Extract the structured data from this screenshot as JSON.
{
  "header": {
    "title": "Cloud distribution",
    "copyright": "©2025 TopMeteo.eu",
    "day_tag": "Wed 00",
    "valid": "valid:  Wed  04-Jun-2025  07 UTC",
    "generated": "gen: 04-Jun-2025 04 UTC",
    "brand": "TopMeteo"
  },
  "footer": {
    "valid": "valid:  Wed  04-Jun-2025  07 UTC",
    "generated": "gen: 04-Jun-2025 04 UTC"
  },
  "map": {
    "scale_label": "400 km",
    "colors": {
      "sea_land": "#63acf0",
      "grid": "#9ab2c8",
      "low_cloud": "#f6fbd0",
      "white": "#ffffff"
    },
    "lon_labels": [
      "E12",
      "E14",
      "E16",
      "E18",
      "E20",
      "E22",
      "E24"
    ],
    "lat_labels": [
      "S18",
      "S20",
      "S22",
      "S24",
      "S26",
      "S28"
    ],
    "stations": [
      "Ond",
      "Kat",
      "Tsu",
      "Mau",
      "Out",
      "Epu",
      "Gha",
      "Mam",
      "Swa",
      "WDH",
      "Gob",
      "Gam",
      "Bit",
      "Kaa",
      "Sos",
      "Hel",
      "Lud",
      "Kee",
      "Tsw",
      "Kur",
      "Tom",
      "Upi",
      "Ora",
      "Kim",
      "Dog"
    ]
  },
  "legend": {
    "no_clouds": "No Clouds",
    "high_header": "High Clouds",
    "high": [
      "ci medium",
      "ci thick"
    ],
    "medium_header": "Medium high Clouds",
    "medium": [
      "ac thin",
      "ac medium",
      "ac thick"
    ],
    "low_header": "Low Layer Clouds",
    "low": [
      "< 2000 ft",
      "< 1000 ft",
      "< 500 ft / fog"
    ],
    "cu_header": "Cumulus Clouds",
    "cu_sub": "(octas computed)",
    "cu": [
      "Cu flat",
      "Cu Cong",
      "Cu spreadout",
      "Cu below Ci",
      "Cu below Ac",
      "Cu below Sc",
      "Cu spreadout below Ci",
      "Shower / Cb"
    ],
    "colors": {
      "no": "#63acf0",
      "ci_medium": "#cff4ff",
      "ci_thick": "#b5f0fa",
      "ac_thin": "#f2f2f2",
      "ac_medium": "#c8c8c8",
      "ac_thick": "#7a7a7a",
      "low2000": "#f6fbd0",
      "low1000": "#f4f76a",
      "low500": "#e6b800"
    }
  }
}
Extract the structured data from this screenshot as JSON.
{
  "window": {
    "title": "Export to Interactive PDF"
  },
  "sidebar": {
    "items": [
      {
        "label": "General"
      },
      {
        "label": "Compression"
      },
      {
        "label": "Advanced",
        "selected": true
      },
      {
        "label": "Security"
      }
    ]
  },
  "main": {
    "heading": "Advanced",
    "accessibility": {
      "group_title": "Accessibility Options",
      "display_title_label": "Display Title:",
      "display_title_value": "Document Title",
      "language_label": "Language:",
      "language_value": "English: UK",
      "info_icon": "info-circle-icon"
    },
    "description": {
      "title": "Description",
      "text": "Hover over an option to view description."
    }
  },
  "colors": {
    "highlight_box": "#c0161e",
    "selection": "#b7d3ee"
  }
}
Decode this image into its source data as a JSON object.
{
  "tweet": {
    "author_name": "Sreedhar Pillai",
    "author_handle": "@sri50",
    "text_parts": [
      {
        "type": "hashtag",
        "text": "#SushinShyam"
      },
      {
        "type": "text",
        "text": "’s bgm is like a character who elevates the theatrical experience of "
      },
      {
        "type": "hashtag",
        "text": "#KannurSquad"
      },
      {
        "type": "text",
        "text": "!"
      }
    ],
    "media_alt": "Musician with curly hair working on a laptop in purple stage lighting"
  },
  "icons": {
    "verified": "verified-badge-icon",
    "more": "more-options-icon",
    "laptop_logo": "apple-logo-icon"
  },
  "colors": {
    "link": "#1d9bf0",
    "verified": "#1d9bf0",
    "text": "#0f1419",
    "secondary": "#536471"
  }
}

+ + + + + + +

**Written request:**
Filter the listing above for the string "generated" and copy every matching line.

**Solution to this exercise:**
    "generated": "gen: 04-Jun-2025 04 UTC",
    "generated": "gen: 04-Jun-2025 04 UTC"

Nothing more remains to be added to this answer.